---------- Input for this task ----------
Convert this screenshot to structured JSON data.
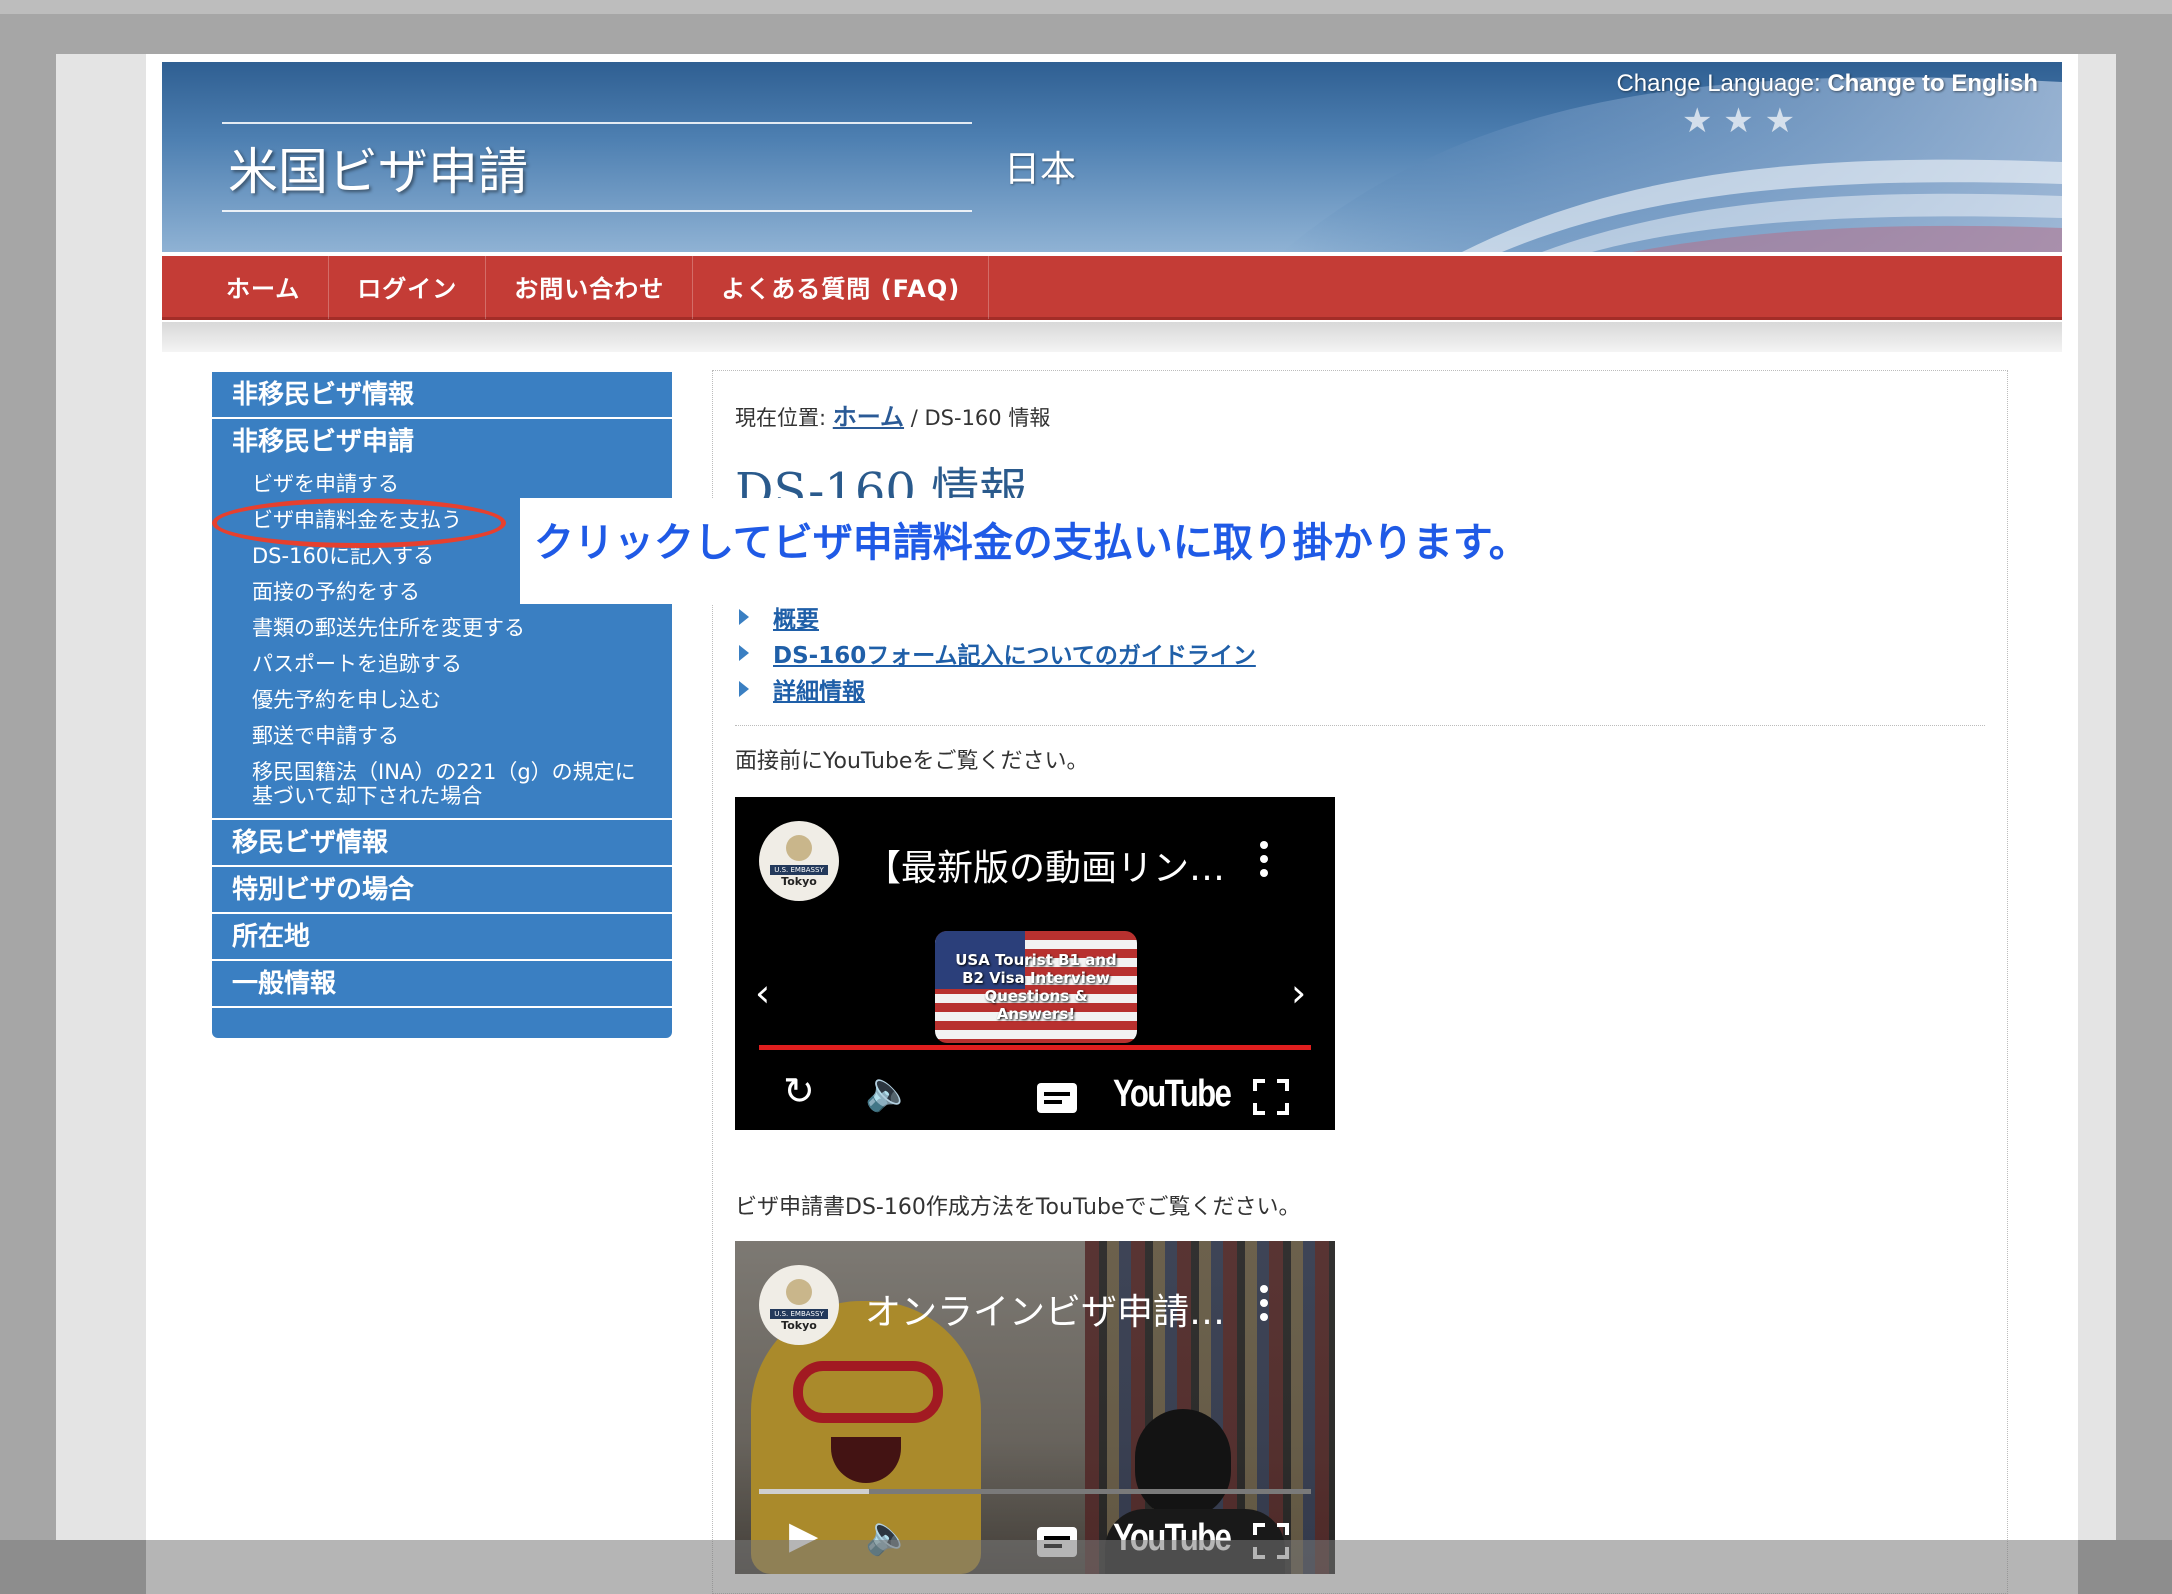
{
  "header": {
    "site_title": "米国ビザ申請",
    "country": "日本",
    "lang_label": "Change Language:",
    "lang_link": "Change to English"
  },
  "nav": {
    "items": [
      "ホーム",
      "ログイン",
      "お問い合わせ",
      "よくある質問 (FAQ)"
    ]
  },
  "sidebar": {
    "nonimmigrant_info": "非移民ビザ情報",
    "nonimmigrant_apply": "非移民ビザ申請",
    "sub_items": [
      "ビザを申請する",
      "ビザ申請料金を支払う",
      "DS-160に記入する",
      "面接の予約をする",
      "書類の郵送先住所を変更する",
      "パスポートを追跡する",
      "優先予約を申し込む",
      "郵送で申請する",
      "移民国籍法（INA）の221（g）の規定に",
      "基づいて却下された場合"
    ],
    "immigrant_info": "移民ビザ情報",
    "special_visa": "特別ビザの場合",
    "locations": "所在地",
    "general_info": "一般情報"
  },
  "annotation": {
    "callout": "クリックしてビザ申請料金の支払いに取り掛かります。"
  },
  "main": {
    "breadcrumb_prefix": "現在位置:",
    "breadcrumb_home": "ホーム",
    "breadcrumb_current": "/ DS-160 情報",
    "title": "DS-160 情報",
    "toc": [
      "概要",
      "DS-160フォーム記入についてのガイドライン",
      "詳細情報"
    ],
    "caption1": "面接前にYouTubeをご覧ください。",
    "caption2": "ビザ申請書DS-160作成方法をTouTubeでご覧ください。"
  },
  "video1": {
    "channel_emb": "U.S. EMBASSY",
    "channel_city": "Tokyo",
    "title": "【最新版の動画リン…",
    "thumb_text": "USA Tourist B1 and B2 Visa Interview Questions & Answers!",
    "brand": "YouTube",
    "progress": 1.0
  },
  "video2": {
    "channel_emb": "U.S. EMBASSY",
    "channel_city": "Tokyo",
    "title": "オンラインビザ申請…",
    "brand": "YouTube",
    "progress": 0.2
  },
  "colors": {
    "nav_red": "#c43c36",
    "sidebar_blue": "#3a7fc2",
    "title_blue": "#2a5a8c",
    "callout_blue": "#1f5ae6",
    "oval_red": "#e6402f"
  },
  "icons": {
    "prev": "chevron-left-icon",
    "next": "chevron-right-icon",
    "replay": "replay-icon",
    "play": "play-icon",
    "volume": "volume-icon",
    "captions": "captions-icon",
    "fullscreen": "fullscreen-icon",
    "more": "more-vertical-icon"
  }
}
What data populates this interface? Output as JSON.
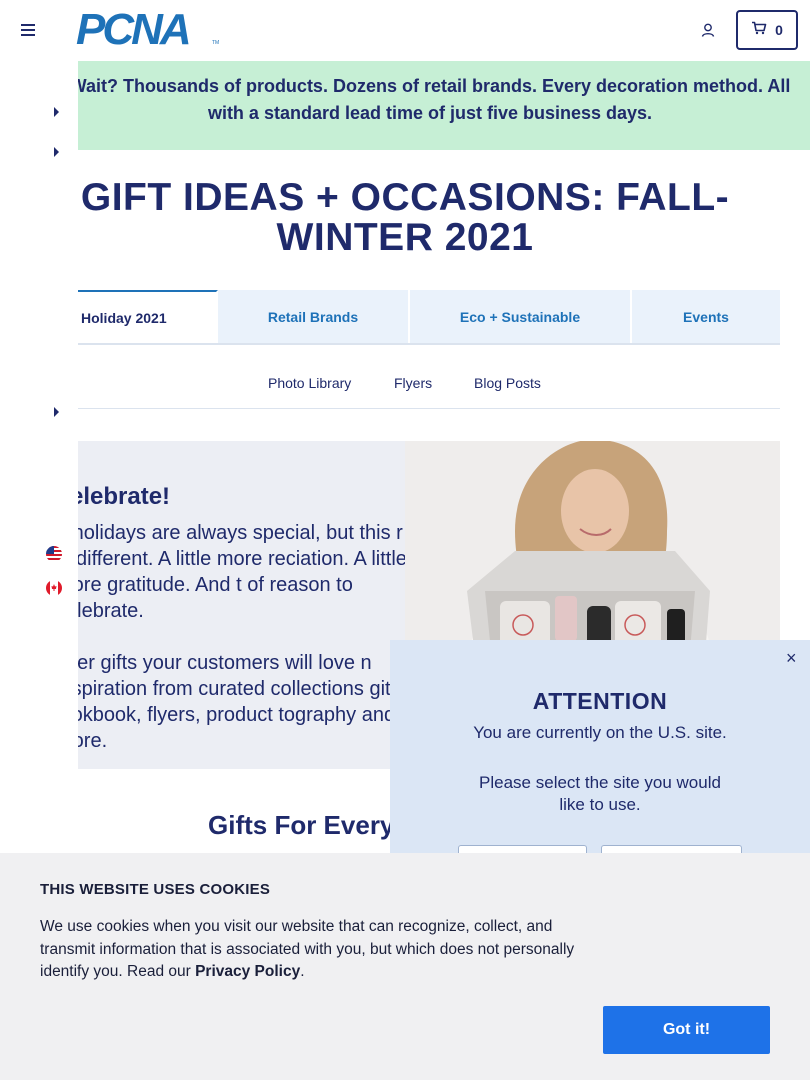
{
  "header": {
    "logo_text": "PCNA",
    "logo_tm": "TM",
    "cart_count": "0"
  },
  "banner": {
    "text": "Wait? Thousands of products. Dozens of retail brands. Every decoration method. All with a standard lead time of just five business days."
  },
  "page": {
    "title": "GIFT IDEAS + OCCASIONS: FALL-WINTER 2021"
  },
  "tabs": [
    {
      "label": "Holiday 2021",
      "active": true
    },
    {
      "label": "Retail Brands",
      "active": false
    },
    {
      "label": "Eco + Sustainable",
      "active": false
    },
    {
      "label": "Events",
      "active": false
    }
  ],
  "subnav": {
    "photo_library": "Photo Library",
    "flyers": "Flyers",
    "blog_posts": "Blog Posts"
  },
  "celebrate": {
    "title": "elebrate!",
    "paragraph1": "e holidays are always special, but this r is different. A little more reciation. A little more gratitude. And t of reason to celebrate.",
    "paragraph2": "ever gifts your customers will love n inspiration from curated collections gital lookbook, flyers, product tography and more."
  },
  "section": {
    "heading": "Gifts For Every"
  },
  "modal": {
    "close": "×",
    "title": "ATTENTION",
    "line1": "You are currently on the U.S. site.",
    "line2": "Please select the site you would like to use."
  },
  "cookie": {
    "title": "THIS WEBSITE USES COOKIES",
    "text": "We use cookies when you visit our website that can recognize, collect, and transmit information that is associated with you, but which does not personally identify you. Read our ",
    "link": "Privacy Policy",
    "end": ".",
    "button": "Got it!"
  },
  "colors": {
    "navy": "#1f2a6b",
    "brand_blue": "#1e72b8",
    "banner_green": "#c6efd5",
    "cookie_button": "#1e72e8"
  }
}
----------
Repeat the lines above exactly, and keep every picture out.

◆ Solution to the problem
Convert this screenshot to structured JSON data.
{
  "header": {
    "site_title": "米国ビザ申請",
    "country": "日本",
    "lang_label": "Change Language:",
    "lang_link": "Change to English"
  },
  "nav": {
    "items": [
      "ホーム",
      "ログイン",
      "お問い合わせ",
      "よくある質問 (FAQ)"
    ]
  },
  "sidebar": {
    "nonimmigrant_info": "非移民ビザ情報",
    "nonimmigrant_apply": "非移民ビザ申請",
    "sub_items": [
      "ビザを申請する",
      "ビザ申請料金を支払う",
      "DS-160に記入する",
      "面接の予約をする",
      "書類の郵送先住所を変更する",
      "パスポートを追跡する",
      "優先予約を申し込む",
      "郵送で申請する",
      "移民国籍法（INA）の221（g）の規定に",
      "基づいて却下された場合"
    ],
    "immigrant_info": "移民ビザ情報",
    "special_visa": "特別ビザの場合",
    "locations": "所在地",
    "general_info": "一般情報"
  },
  "annotation": {
    "callout": "クリックしてビザ申請料金の支払いに取り掛かります。"
  },
  "main": {
    "breadcrumb_prefix": "現在位置:",
    "breadcrumb_home": "ホーム",
    "breadcrumb_current": "/ DS-160 情報",
    "title": "DS-160 情報",
    "toc": [
      "概要",
      "DS-160フォーム記入についてのガイドライン",
      "詳細情報"
    ],
    "caption1": "面接前にYouTubeをご覧ください。",
    "caption2": "ビザ申請書DS-160作成方法をTouTubeでご覧ください。"
  },
  "video1": {
    "channel_emb": "U.S. EMBASSY",
    "channel_city": "Tokyo",
    "title": "【最新版の動画リン…",
    "thumb_text": "USA Tourist B1 and B2 Visa Interview Questions & Answers!",
    "brand": "YouTube",
    "progress": 1.0
  },
  "video2": {
    "channel_emb": "U.S. EMBASSY",
    "channel_city": "Tokyo",
    "title": "オンラインビザ申請…",
    "brand": "YouTube",
    "progress": 0.2
  },
  "colors": {
    "nav_red": "#c43c36",
    "sidebar_blue": "#3a7fc2",
    "title_blue": "#2a5a8c",
    "callout_blue": "#1f5ae6",
    "oval_red": "#e6402f"
  },
  "icons": {
    "prev": "chevron-left-icon",
    "next": "chevron-right-icon",
    "replay": "replay-icon",
    "play": "play-icon",
    "volume": "volume-icon",
    "captions": "captions-icon",
    "fullscreen": "fullscreen-icon",
    "more": "more-vertical-icon"
  }
}
What data populates this interface? Output as JSON.
{
  "header": {
    "logo_text": "PCNA",
    "logo_tm": "TM",
    "cart_count": "0"
  },
  "banner": {
    "text": "Wait? Thousands of products. Dozens of retail brands. Every decoration method. All with a standard lead time of just five business days."
  },
  "page": {
    "title": "GIFT IDEAS + OCCASIONS: FALL-WINTER 2021"
  },
  "tabs": [
    {
      "label": "Holiday 2021",
      "active": true
    },
    {
      "label": "Retail Brands",
      "active": false
    },
    {
      "label": "Eco + Sustainable",
      "active": false
    },
    {
      "label": "Events",
      "active": false
    }
  ],
  "subnav": {
    "photo_library": "Photo Library",
    "flyers": "Flyers",
    "blog_posts": "Blog Posts"
  },
  "celebrate": {
    "title": "elebrate!",
    "paragraph1": "e holidays are always special, but this r is different. A little more reciation. A little more gratitude. And t of reason to celebrate.",
    "paragraph2": "ever gifts your customers will love n inspiration from curated collections gital lookbook, flyers, product tography and more."
  },
  "section": {
    "heading": "Gifts For Every"
  },
  "modal": {
    "close": "×",
    "title": "ATTENTION",
    "line1": "You are currently on the U.S. site.",
    "line2": "Please select the site you would like to use."
  },
  "cookie": {
    "title": "THIS WEBSITE USES COOKIES",
    "text": "We use cookies when you visit our website that can recognize, collect, and transmit information that is associated with you, but which does not personally identify you. Read our ",
    "link": "Privacy Policy",
    "end": ".",
    "button": "Got it!"
  },
  "colors": {
    "navy": "#1f2a6b",
    "brand_blue": "#1e72b8",
    "banner_green": "#c6efd5",
    "cookie_button": "#1e72e8"
  }
}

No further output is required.